(Data entries)
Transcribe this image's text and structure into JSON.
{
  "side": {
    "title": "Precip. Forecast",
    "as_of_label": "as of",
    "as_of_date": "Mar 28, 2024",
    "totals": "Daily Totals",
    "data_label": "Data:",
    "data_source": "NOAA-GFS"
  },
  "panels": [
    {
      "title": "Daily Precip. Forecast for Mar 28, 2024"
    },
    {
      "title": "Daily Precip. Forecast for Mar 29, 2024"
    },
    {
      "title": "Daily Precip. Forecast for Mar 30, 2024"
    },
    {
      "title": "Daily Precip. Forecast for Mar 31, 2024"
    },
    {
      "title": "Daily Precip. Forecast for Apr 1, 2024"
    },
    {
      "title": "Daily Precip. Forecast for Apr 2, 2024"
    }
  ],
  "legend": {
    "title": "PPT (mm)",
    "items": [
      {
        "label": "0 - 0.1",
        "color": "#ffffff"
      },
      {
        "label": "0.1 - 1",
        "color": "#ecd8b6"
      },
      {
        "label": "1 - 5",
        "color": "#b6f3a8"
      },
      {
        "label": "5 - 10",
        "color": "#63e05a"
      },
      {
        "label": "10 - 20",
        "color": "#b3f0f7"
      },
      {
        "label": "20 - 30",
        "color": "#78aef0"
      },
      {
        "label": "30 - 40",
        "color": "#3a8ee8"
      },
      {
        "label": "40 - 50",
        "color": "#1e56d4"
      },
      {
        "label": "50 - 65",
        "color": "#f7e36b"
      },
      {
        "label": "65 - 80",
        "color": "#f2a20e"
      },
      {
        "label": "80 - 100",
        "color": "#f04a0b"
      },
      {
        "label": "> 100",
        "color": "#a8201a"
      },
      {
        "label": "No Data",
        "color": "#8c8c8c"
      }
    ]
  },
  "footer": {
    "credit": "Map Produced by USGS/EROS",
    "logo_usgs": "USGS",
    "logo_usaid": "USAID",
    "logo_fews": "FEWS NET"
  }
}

---

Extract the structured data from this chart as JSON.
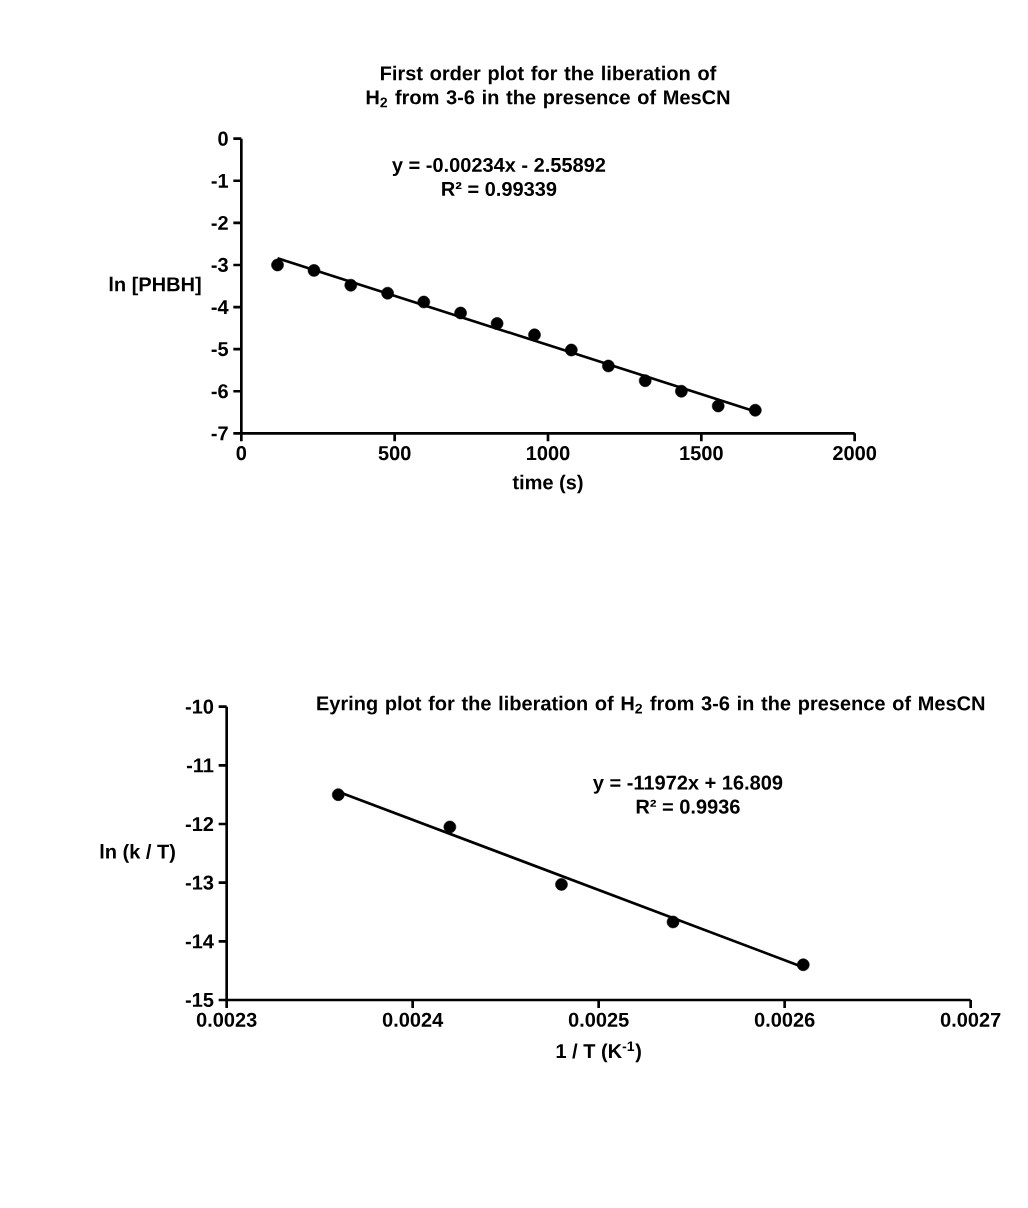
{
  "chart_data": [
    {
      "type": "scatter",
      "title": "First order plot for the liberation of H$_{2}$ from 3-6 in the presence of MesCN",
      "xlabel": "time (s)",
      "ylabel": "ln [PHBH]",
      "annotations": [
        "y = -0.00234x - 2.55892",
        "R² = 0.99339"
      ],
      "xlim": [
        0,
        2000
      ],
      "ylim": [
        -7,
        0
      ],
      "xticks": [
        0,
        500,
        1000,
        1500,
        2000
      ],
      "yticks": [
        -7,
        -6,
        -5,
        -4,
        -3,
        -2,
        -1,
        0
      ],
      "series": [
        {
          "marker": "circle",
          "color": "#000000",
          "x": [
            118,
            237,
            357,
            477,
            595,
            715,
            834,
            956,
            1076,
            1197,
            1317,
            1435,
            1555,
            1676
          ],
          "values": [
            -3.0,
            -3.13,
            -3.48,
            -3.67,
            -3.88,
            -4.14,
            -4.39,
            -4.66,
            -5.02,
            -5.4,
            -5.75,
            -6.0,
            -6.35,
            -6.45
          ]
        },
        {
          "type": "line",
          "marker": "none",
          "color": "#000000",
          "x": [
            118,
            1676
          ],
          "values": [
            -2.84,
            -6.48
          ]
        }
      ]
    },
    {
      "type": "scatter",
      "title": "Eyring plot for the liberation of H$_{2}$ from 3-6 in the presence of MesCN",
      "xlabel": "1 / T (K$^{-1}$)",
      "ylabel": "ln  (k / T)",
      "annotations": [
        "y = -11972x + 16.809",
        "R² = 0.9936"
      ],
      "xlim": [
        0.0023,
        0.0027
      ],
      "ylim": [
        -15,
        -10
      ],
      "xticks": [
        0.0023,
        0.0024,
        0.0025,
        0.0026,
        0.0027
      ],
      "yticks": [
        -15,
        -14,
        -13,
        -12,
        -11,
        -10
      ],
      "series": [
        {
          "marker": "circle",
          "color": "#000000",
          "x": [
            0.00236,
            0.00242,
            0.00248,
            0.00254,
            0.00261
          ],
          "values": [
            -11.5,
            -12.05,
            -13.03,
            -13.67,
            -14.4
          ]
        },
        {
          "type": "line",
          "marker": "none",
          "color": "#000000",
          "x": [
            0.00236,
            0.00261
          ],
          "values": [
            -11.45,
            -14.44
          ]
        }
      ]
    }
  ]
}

To be done -> Work out how many lines in the records above contain the word "liberation", and reply with that number alone.

Solution for this task -> 2